### [Problem]
Leave out the pictures and retype exactly the lines from the line with "Output the text content of this document." through the end of the listing below.

### [Data extract]
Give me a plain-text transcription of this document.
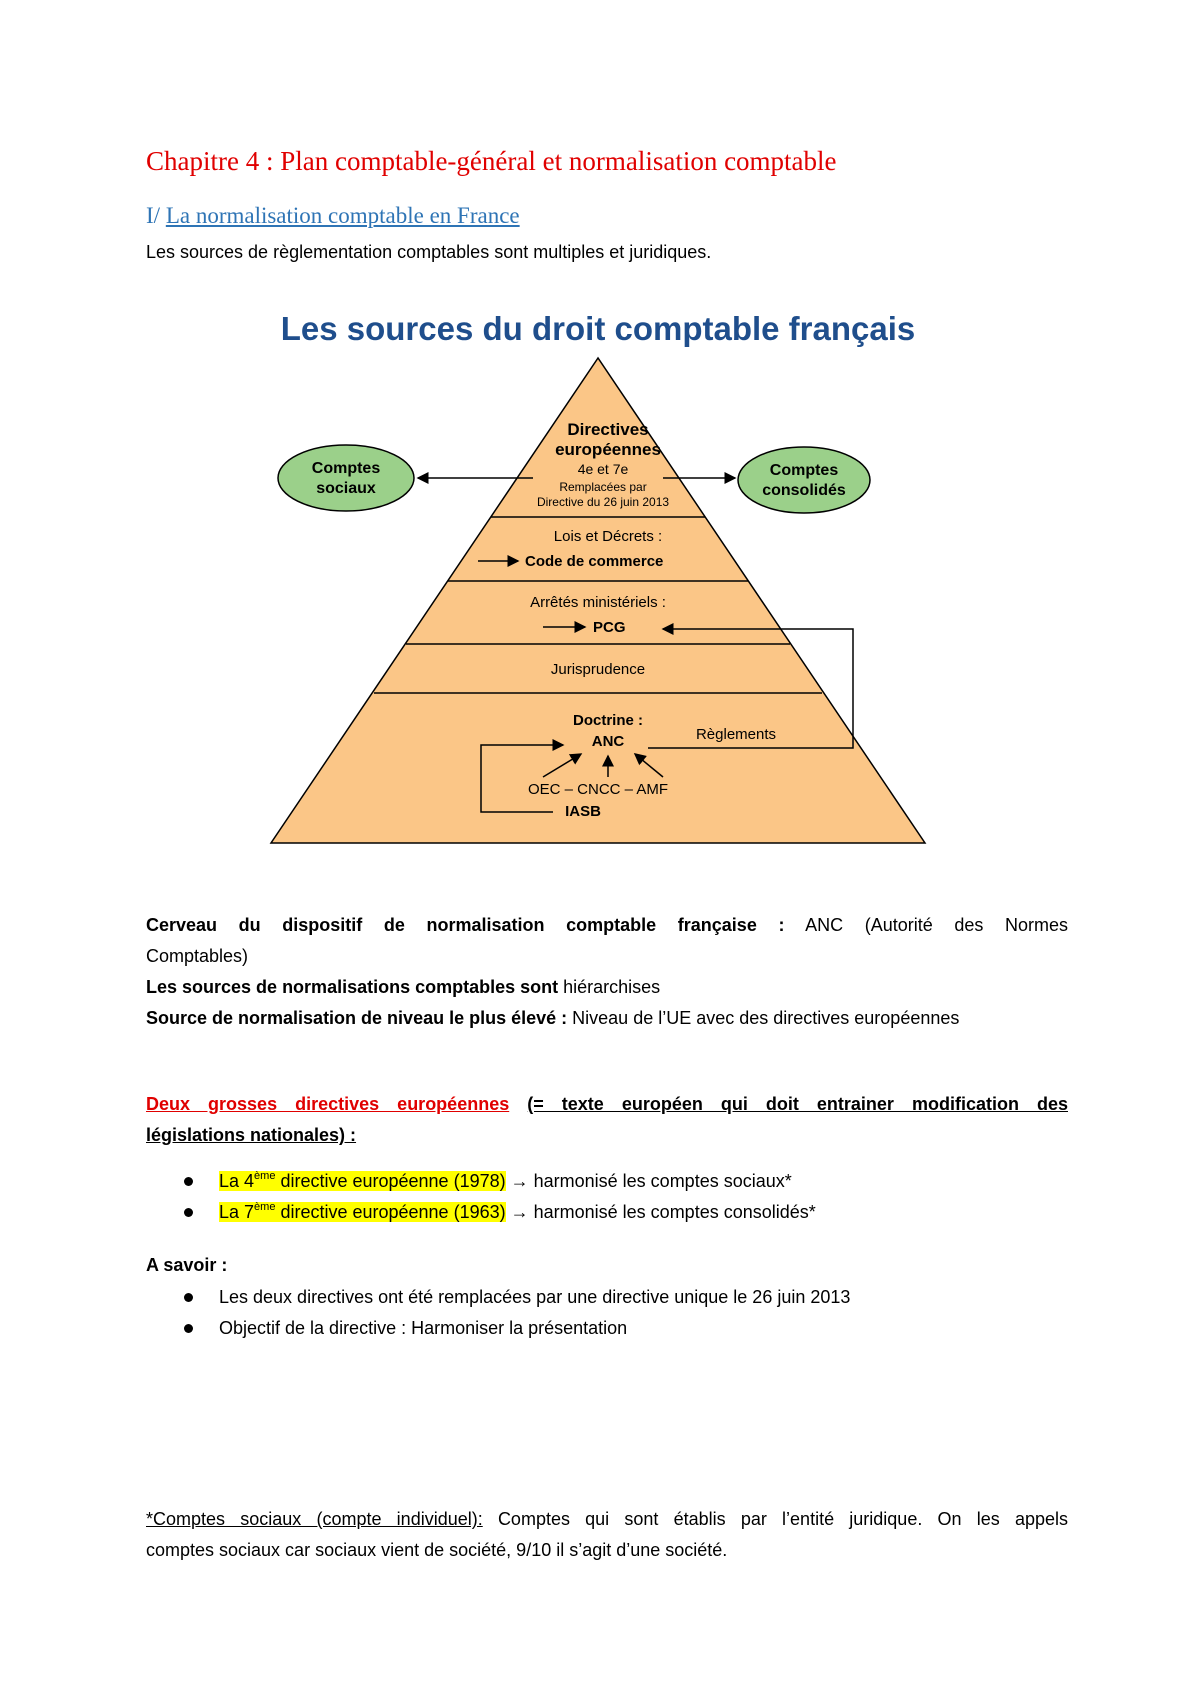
Chapitre 4 : Plan comptable-général et normalisation comptable
I/ La normalisation comptable en France
Les sources de règlementation comptables sont multiples et juridiques.
Les sources du droit comptable français
Comptes
sociaux
Comptes
consolidés
Directives
européennes
4e et 7e
Remplacées par
Directive du 26 juin 2013
Lois et Décrets :
Code de commerce
Arrêtés ministériels :
PCG
Jurisprudence
Doctrine :
ANC	Règlements
OEC – CNCC – AMF
IASB
Cerveau du dispositif de normalisation comptable française : ANC (Autorité des Normes
Comptables)
Les sources de normalisations comptables sont hiérarchises
Source de normalisation de niveau le plus élevé : Niveau de l’UE avec des directives européennes
Deux grosses directives européennes (= texte européen qui doit entrainer modification des
législations nationales) :
La 4ème directive européenne (1978) → harmonisé les comptes sociaux*
La 7ème directive européenne (1963) → harmonisé les comptes consolidés*
A savoir :
Les deux directives ont été remplacées par une directive unique le 26 juin 2013
Objectif de la directive : Harmoniser la présentation
*Comptes sociaux (compte individuel): Comptes qui sont établis par l’entité juridique. On les appels
comptes sociaux car sociaux vient de société, 9/10 il s’agit d’une société.
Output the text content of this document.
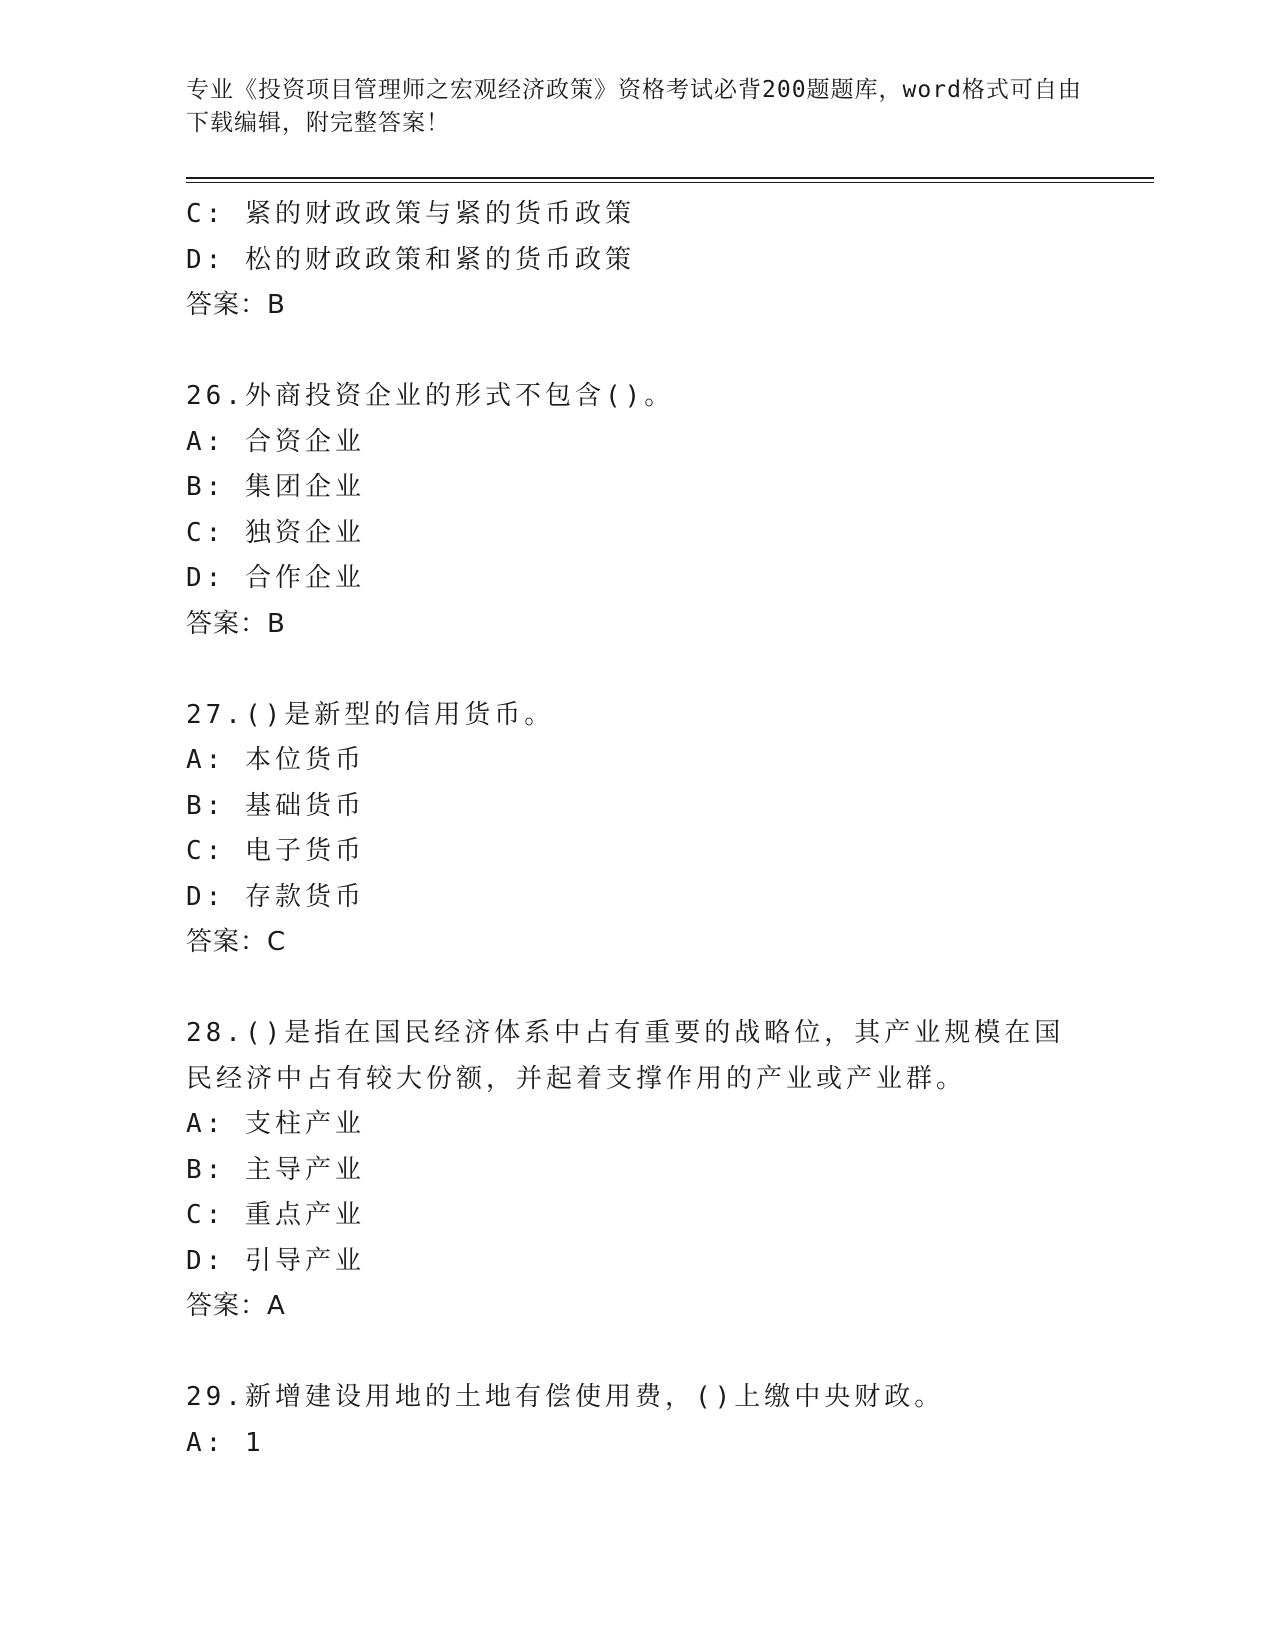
专业《投资项目管理师之宏观经济政策》资格考试必背200题题库，word格式可自由下载编辑，附完整答案！
C: 紧的财政政策与紧的货币政策
D: 松的财政政策和紧的货币政策
答案：B
26.外商投资企业的形式不包含()。
A: 合资企业
B: 集团企业
C: 独资企业
D: 合作企业
答案：B
27.()是新型的信用货币。
A: 本位货币
B: 基础货币
C: 电子货币
D: 存款货币
答案：C
28.()是指在国民经济体系中占有重要的战略位，其产业规模在国民经济中占有较大份额，并起着支撑作用的产业或产业群。
A: 支柱产业
B: 主导产业
C: 重点产业
D: 引导产业
答案：A
29.新增建设用地的土地有偿使用费，()上缴中央财政。
A: 1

### [Written answer]
Output the text content of this document.
专业《投资项目管理师之宏观经济政策》资格考试必背200题题库，word格式可自由下载编辑，附完整答案！
C: 紧的财政政策与紧的货币政策
D: 松的财政政策和紧的货币政策
答案：B
26.外商投资企业的形式不包含()。
A: 合资企业
B: 集团企业
C: 独资企业
D: 合作企业
答案：B
27.()是新型的信用货币。
A: 本位货币
B: 基础货币
C: 电子货币
D: 存款货币
答案：C
28.()是指在国民经济体系中占有重要的战略位，其产业规模在国民经济中占有较大份额，并起着支撑作用的产业或产业群。
A: 支柱产业
B: 主导产业
C: 重点产业
D: 引导产业
答案：A
29.新增建设用地的土地有偿使用费，()上缴中央财政。
A: 1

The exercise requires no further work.